What is asked:
Look through the lines below and state how many hold the word "suit". Write only the number.

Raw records
-----

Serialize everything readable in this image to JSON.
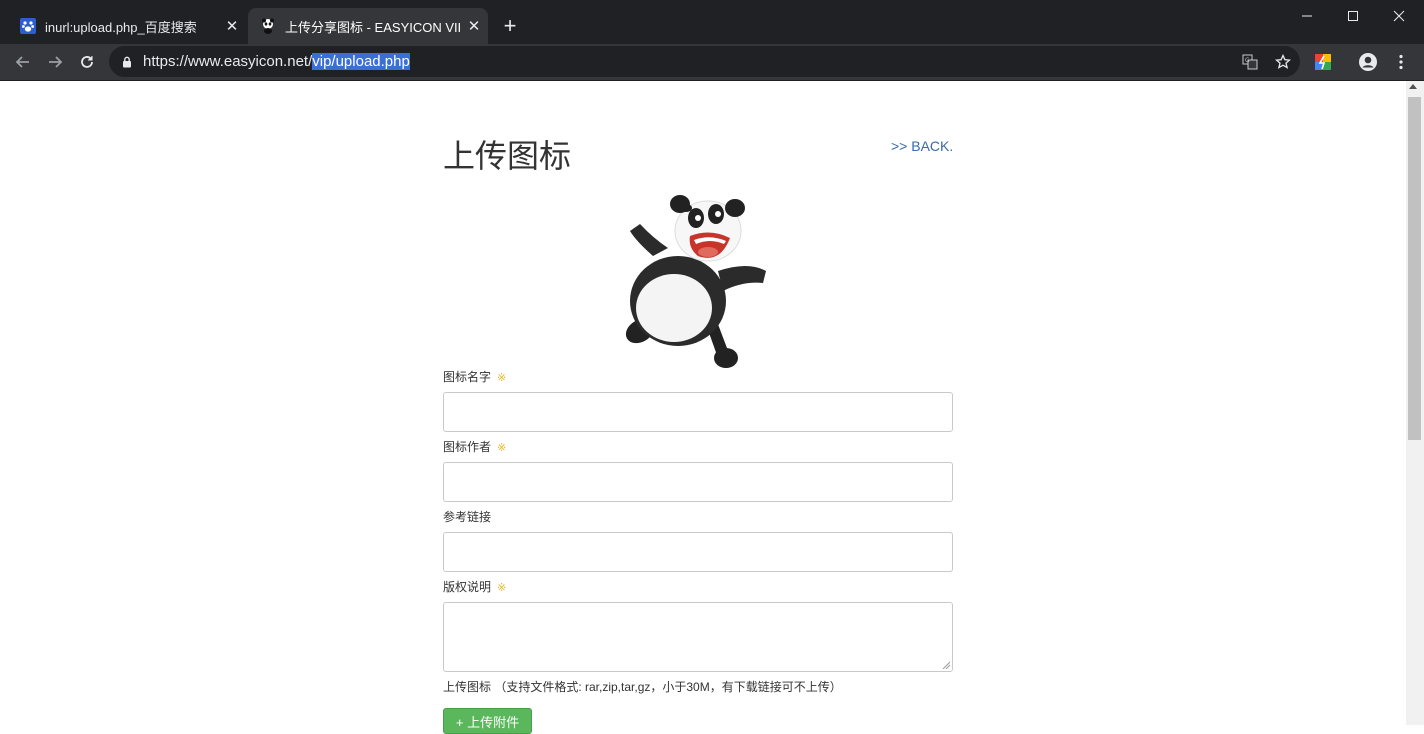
{
  "browser": {
    "tabs": [
      {
        "title": "inurl:upload.php_百度搜索",
        "favicon": "baidu-paw-icon"
      },
      {
        "title": "上传分享图标 - EASYICON VIP",
        "favicon": "panda-icon"
      }
    ],
    "url_prefix": "https://www.easyicon.net/",
    "url_selected": "vip/upload.php"
  },
  "page": {
    "title": "上传图标",
    "back_link": ">> BACK.",
    "required_mark": "※",
    "fields": {
      "icon_name_label": "图标名字",
      "author_label": "图标作者",
      "reference_label": "参考链接",
      "copyright_label": "版权说明"
    },
    "upload_hint": "上传图标 （支持文件格式: rar,zip,tar,gz，小于30M，有下载链接可不上传）",
    "upload_button": "+ 上传附件"
  },
  "colors": {
    "accent_link": "#3a6aa8",
    "upload_button": "#5bb75b",
    "required_mark": "#e8b82a"
  }
}
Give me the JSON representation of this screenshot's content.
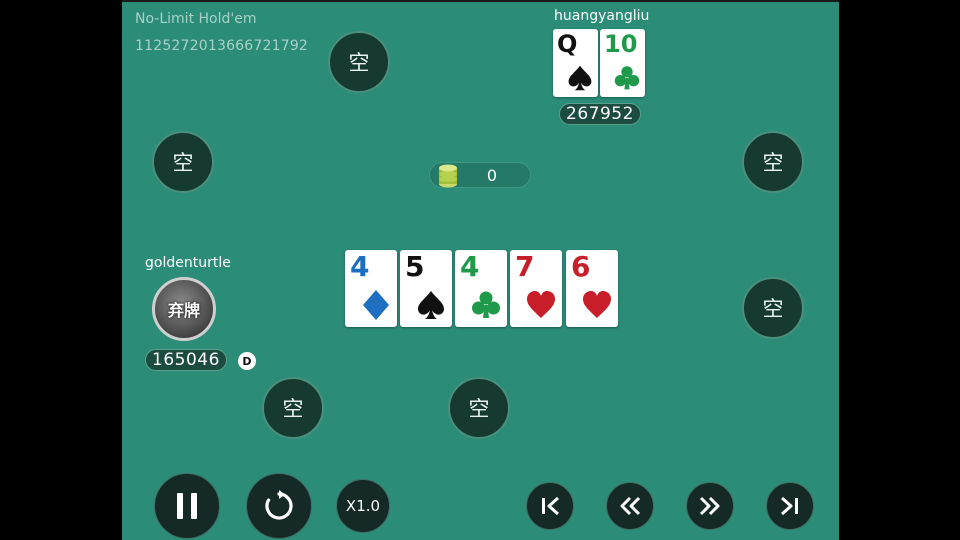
{
  "table": {
    "game_title": "No-Limit Hold'em",
    "hand_id": "1125272013666721792",
    "empty_seat_label": "空",
    "felt_color": "#2b8c78"
  },
  "opponent": {
    "name": "huangyangliu",
    "chips": "267952",
    "cards": [
      {
        "rank": "Q",
        "suit": "spade",
        "color": "#111111"
      },
      {
        "rank": "10",
        "suit": "club",
        "color": "#1f9a4a"
      }
    ]
  },
  "hero": {
    "name": "goldenturtle",
    "chips": "165046",
    "status": "弃牌",
    "dealer_badge": "D"
  },
  "pot": {
    "value": "0",
    "icon": "chip-stack-icon"
  },
  "board": [
    {
      "rank": "4",
      "suit": "diamond",
      "color": "#1e6fc2"
    },
    {
      "rank": "5",
      "suit": "spade",
      "color": "#111111"
    },
    {
      "rank": "4",
      "suit": "club",
      "color": "#1f9a4a"
    },
    {
      "rank": "7",
      "suit": "heart",
      "color": "#c81e2a"
    },
    {
      "rank": "6",
      "suit": "heart",
      "color": "#c81e2a"
    }
  ],
  "controls": {
    "pause_icon": "pause-icon",
    "replay_icon": "replay-icon",
    "speed_label": "X1.0",
    "first_icon": "skip-to-start-icon",
    "prev_icon": "rewind-icon",
    "next_icon": "fast-forward-icon",
    "last_icon": "skip-to-end-icon"
  }
}
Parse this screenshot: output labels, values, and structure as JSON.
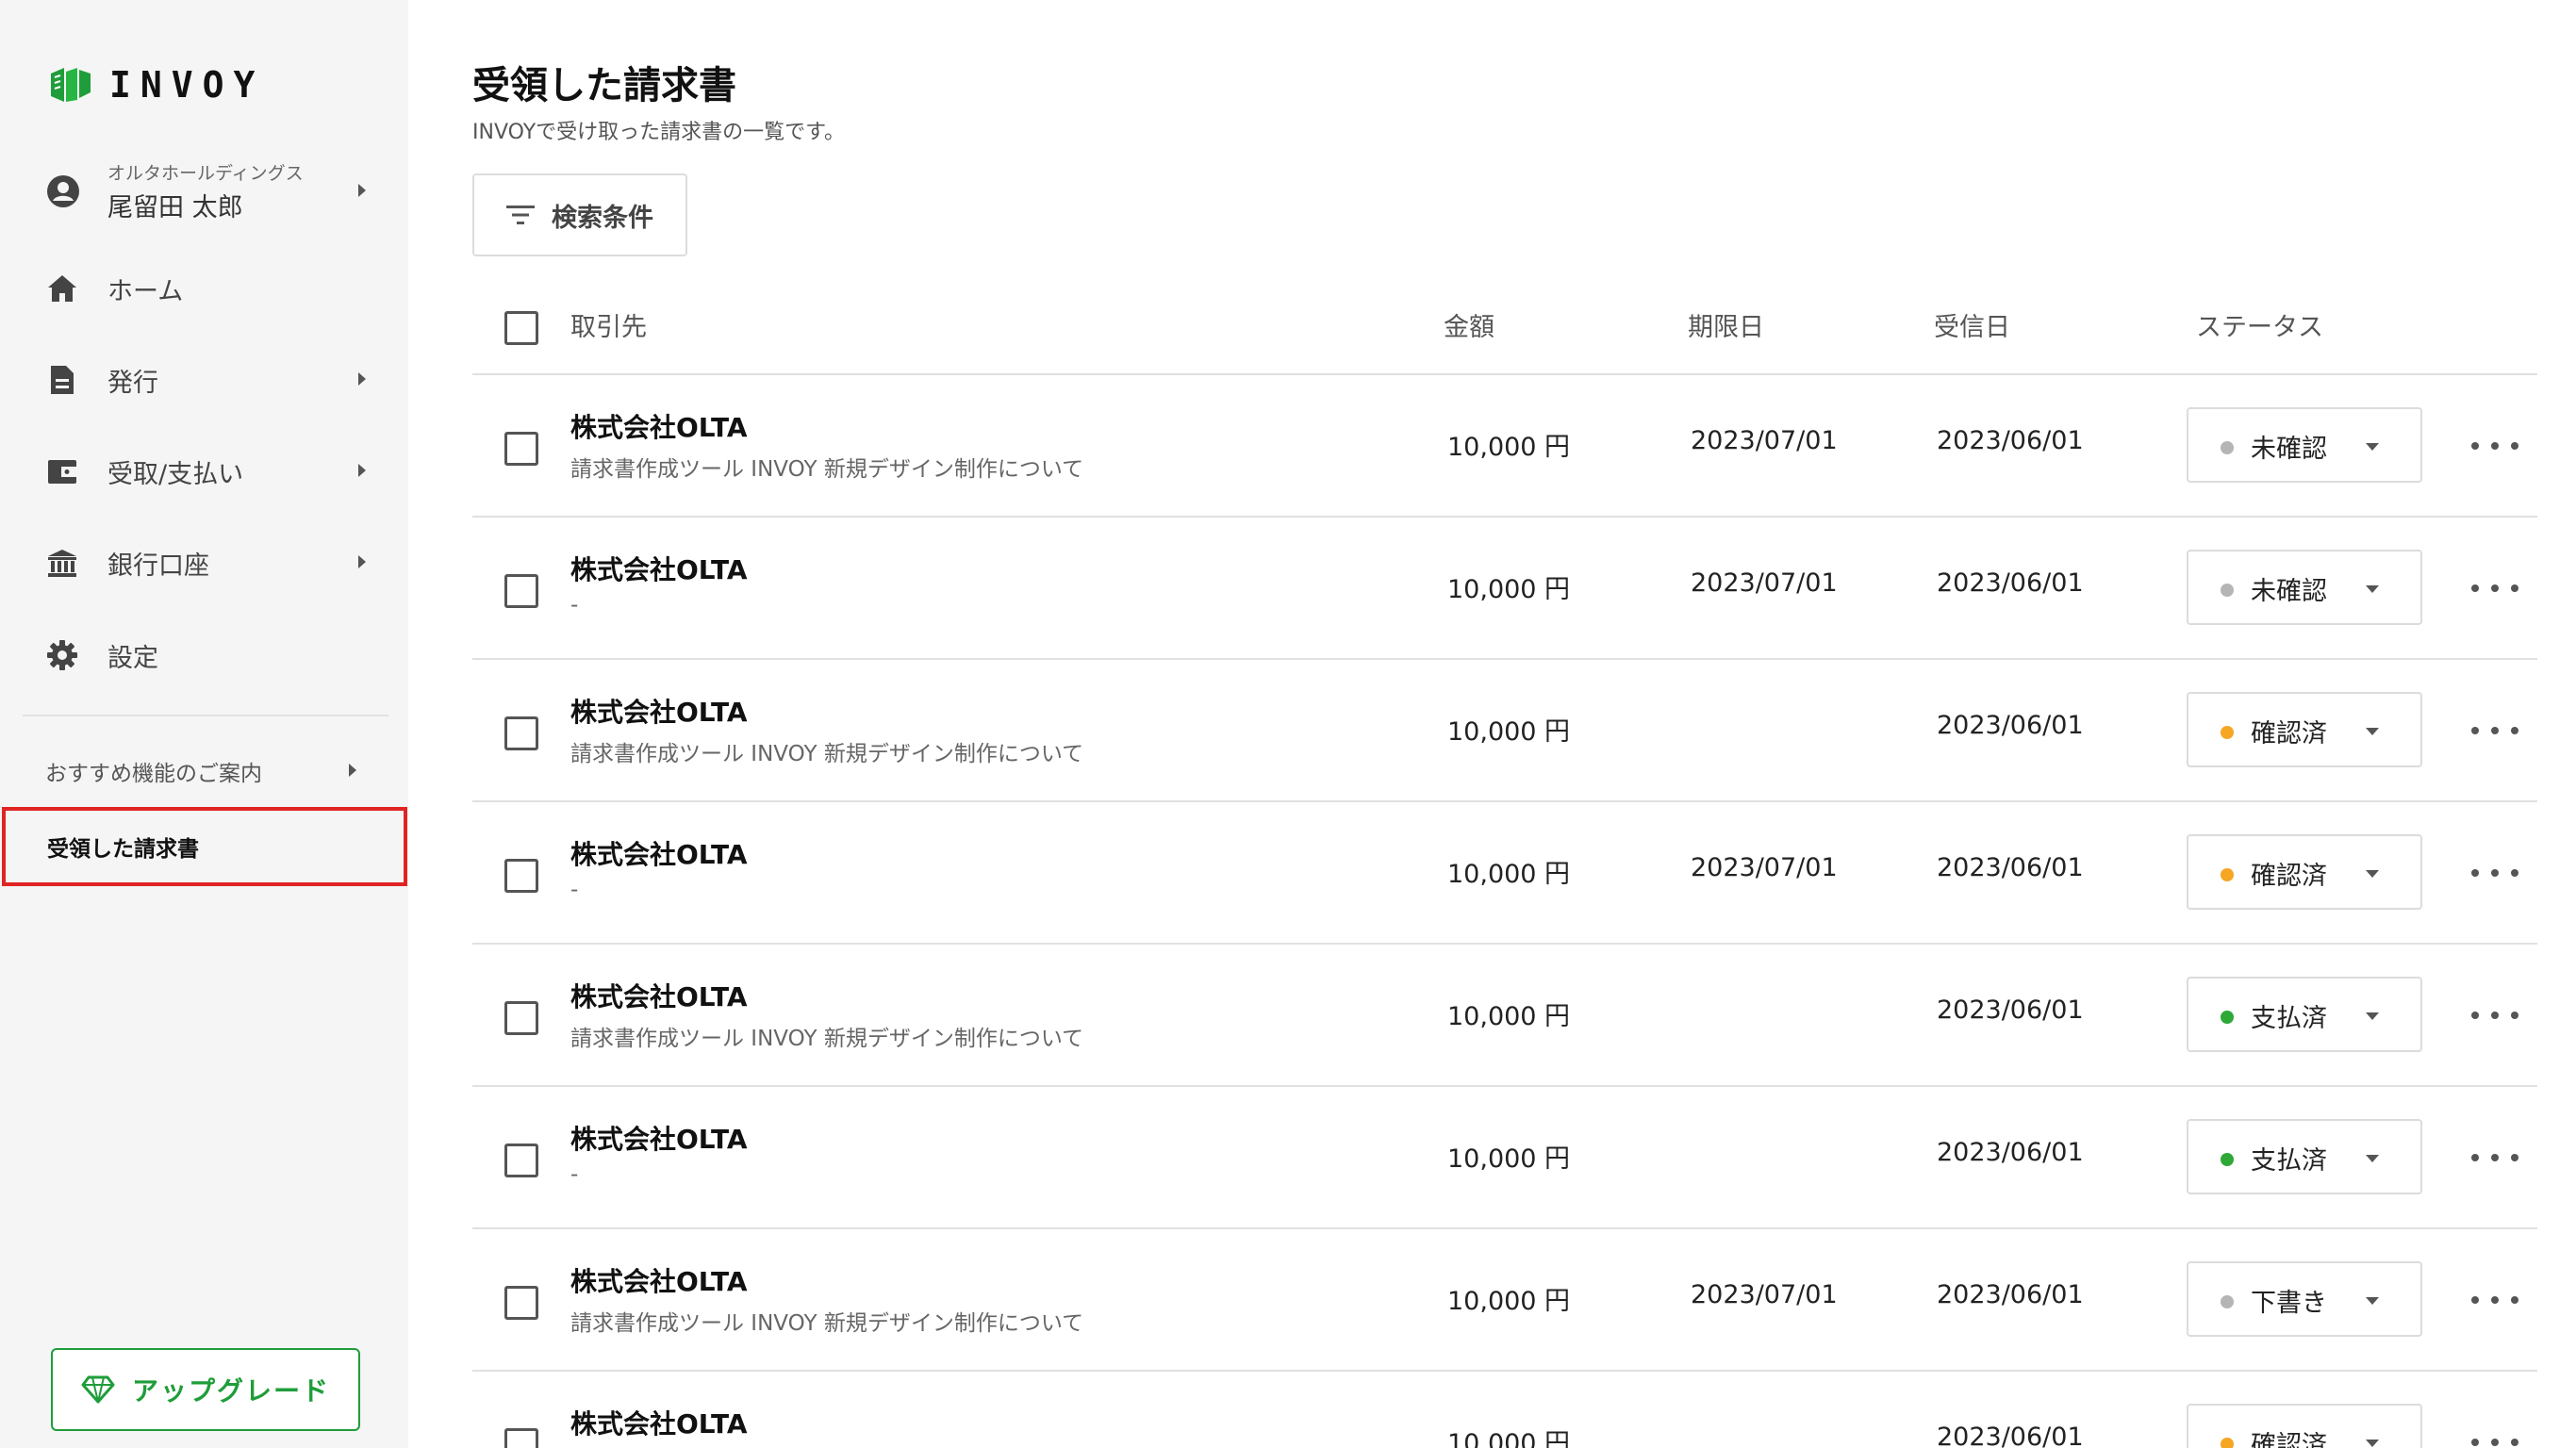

-----

Output below:
7